Dataset entries
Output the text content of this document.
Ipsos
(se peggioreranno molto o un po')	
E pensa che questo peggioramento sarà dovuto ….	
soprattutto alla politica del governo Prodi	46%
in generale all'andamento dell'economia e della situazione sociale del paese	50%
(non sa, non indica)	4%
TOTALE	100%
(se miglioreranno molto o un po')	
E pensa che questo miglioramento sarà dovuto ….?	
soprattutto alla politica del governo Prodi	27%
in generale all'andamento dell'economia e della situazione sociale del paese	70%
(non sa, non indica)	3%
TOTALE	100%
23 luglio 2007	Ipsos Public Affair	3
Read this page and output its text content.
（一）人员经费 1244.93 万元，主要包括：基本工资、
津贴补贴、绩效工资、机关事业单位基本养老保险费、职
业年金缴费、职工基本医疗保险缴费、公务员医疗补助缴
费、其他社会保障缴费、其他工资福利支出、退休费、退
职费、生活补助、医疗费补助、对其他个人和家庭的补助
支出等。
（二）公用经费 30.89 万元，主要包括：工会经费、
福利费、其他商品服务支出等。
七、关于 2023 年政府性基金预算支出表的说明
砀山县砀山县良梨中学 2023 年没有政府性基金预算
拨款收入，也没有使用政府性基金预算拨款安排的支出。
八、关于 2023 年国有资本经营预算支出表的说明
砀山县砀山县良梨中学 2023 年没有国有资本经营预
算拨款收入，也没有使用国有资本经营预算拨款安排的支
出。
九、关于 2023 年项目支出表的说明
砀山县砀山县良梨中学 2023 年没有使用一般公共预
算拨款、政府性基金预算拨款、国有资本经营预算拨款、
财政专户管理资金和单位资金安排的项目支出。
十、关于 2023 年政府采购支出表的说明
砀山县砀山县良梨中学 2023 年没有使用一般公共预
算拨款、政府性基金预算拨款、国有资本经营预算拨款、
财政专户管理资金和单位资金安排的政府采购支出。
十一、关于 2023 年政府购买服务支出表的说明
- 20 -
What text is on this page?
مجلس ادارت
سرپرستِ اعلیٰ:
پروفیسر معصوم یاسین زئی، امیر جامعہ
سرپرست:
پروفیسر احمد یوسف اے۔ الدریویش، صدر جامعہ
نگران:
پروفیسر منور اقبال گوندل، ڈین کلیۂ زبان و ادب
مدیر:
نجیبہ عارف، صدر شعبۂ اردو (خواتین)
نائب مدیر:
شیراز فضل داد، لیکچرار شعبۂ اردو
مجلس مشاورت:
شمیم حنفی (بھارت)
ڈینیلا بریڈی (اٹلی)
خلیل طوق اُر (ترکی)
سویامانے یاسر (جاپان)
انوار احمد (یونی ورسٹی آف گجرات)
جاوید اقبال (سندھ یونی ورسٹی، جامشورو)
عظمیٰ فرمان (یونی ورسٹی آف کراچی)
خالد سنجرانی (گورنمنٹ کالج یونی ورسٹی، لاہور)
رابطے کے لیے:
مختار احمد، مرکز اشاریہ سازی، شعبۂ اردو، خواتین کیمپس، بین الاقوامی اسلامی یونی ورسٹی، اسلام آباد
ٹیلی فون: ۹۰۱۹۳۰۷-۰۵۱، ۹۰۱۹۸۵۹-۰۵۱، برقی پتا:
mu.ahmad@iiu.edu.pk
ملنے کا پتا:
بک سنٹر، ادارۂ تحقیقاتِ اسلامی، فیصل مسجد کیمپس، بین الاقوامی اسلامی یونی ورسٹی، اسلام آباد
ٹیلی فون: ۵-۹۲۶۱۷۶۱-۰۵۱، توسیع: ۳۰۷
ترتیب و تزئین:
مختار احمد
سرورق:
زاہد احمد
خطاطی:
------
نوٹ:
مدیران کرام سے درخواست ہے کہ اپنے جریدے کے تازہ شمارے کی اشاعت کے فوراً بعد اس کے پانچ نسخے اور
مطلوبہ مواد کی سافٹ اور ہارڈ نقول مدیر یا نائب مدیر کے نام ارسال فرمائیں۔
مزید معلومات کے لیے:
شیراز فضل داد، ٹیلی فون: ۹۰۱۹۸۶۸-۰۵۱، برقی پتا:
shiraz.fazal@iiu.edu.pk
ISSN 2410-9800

▶ _What this task involves_: Repeat exactly, and only, the lines from the line with "What text is on this page?" through the end of the listing above, both ends included.

▶ _Result of the task_:
What text is on this page?
مجلس ادارت
سرپرستِ اعلیٰ:
پروفیسر معصوم یاسین زئی، امیر جامعہ
سرپرست:
پروفیسر احمد یوسف اے۔ الدریویش، صدر جامعہ
نگران:
پروفیسر منور اقبال گوندل، ڈین کلیۂ زبان و ادب
مدیر:
نجیبہ عارف، صدر شعبۂ اردو (خواتین)
نائب مدیر:
شیراز فضل داد، لیکچرار شعبۂ اردو
مجلس مشاورت:
شمیم حنفی (بھارت)
ڈینیلا بریڈی (اٹلی)
خلیل طوق اُر (ترکی)
سویامانے یاسر (جاپان)
انوار احمد (یونی ورسٹی آف گجرات)
جاوید اقبال (سندھ یونی ورسٹی، جامشورو)
عظمیٰ فرمان (یونی ورسٹی آف کراچی)
خالد سنجرانی (گورنمنٹ کالج یونی ورسٹی، لاہور)
رابطے کے لیے:
مختار احمد، مرکز اشاریہ سازی، شعبۂ اردو، خواتین کیمپس، بین الاقوامی اسلامی یونی ورسٹی، اسلام آباد
ٹیلی فون: ۹۰۱۹۳۰۷-۰۵۱، ۹۰۱۹۸۵۹-۰۵۱، برقی پتا:
mu.ahmad@iiu.edu.pk
ملنے کا پتا:
بک سنٹر، ادارۂ تحقیقاتِ اسلامی، فیصل مسجد کیمپس، بین الاقوامی اسلامی یونی ورسٹی، اسلام آباد
ٹیلی فون: ۵-۹۲۶۱۷۶۱-۰۵۱، توسیع: ۳۰۷
ترتیب و تزئین:
مختار احمد
سرورق:
زاہد احمد
خطاطی:
------
نوٹ:
مدیران کرام سے درخواست ہے کہ اپنے جریدے کے تازہ شمارے کی اشاعت کے فوراً بعد اس کے پانچ نسخے اور
مطلوبہ مواد کی سافٹ اور ہارڈ نقول مدیر یا نائب مدیر کے نام ارسال فرمائیں۔
مزید معلومات کے لیے:
شیراز فضل داد، ٹیلی فون: ۹۰۱۹۸۶۸-۰۵۱، برقی پتا:
shiraz.fazal@iiu.edu.pk
ISSN 2410-9800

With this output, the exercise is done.